• [WHAT IS BEING ASKED] Each line that holds the word "status" is to be identified and copied.

(Data entries)

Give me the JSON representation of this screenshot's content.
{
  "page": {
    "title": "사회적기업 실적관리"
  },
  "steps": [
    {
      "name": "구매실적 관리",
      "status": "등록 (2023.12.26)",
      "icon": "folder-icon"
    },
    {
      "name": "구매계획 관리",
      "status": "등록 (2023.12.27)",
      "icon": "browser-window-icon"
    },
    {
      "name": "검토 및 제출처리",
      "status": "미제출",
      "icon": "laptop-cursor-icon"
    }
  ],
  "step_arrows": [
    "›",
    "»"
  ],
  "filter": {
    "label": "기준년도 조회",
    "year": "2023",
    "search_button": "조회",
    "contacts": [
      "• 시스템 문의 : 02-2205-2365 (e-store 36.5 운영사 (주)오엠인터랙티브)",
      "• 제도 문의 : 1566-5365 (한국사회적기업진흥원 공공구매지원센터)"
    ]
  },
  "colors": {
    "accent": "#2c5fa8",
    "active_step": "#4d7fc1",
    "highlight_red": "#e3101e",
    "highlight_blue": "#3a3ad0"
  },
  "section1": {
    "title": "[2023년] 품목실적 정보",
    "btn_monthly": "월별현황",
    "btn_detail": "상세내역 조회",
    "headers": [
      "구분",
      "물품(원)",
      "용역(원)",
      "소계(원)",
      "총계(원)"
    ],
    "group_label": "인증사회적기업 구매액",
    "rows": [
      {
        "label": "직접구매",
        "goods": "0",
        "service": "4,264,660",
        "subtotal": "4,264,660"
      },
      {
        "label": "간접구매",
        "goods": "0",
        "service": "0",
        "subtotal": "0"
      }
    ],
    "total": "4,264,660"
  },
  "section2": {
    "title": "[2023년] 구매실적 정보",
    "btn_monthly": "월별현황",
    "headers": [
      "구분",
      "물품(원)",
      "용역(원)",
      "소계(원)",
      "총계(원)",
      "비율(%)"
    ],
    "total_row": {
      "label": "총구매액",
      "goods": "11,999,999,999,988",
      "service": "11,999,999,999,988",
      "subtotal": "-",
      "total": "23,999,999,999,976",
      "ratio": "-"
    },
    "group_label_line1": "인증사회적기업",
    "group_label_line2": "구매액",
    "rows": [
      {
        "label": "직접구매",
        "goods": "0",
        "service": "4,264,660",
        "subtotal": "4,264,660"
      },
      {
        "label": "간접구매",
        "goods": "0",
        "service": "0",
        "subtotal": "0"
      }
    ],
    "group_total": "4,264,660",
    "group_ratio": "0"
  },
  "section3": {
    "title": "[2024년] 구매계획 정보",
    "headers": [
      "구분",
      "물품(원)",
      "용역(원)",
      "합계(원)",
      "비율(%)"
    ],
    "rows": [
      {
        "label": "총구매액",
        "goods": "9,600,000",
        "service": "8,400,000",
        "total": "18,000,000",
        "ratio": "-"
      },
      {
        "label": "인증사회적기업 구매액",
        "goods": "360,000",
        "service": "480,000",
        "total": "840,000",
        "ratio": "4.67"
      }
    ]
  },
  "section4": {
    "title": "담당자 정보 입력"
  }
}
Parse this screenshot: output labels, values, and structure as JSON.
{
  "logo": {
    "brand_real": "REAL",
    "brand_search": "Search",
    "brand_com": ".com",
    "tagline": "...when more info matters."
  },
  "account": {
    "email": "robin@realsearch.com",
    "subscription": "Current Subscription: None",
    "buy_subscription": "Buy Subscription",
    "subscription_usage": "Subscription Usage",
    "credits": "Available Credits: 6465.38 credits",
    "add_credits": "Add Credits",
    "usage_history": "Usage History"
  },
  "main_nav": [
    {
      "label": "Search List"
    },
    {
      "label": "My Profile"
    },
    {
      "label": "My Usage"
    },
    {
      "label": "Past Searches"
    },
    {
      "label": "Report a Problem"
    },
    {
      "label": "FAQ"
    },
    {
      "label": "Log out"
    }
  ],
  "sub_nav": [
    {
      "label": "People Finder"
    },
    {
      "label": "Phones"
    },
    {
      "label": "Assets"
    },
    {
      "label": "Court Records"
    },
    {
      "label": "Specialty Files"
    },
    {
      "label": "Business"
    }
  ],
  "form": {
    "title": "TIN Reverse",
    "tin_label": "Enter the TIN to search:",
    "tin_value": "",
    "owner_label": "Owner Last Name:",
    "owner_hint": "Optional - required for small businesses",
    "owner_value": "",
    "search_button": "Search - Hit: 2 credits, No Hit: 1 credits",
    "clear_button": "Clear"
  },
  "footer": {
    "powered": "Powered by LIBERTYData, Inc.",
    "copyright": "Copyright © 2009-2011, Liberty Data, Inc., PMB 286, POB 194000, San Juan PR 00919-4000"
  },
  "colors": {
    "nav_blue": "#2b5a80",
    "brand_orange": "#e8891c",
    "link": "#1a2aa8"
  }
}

• [TASK ANSWER]
      "status": "등록 (2023.12.26)",
      "status": "등록 (2023.12.27)",
      "status": "미제출",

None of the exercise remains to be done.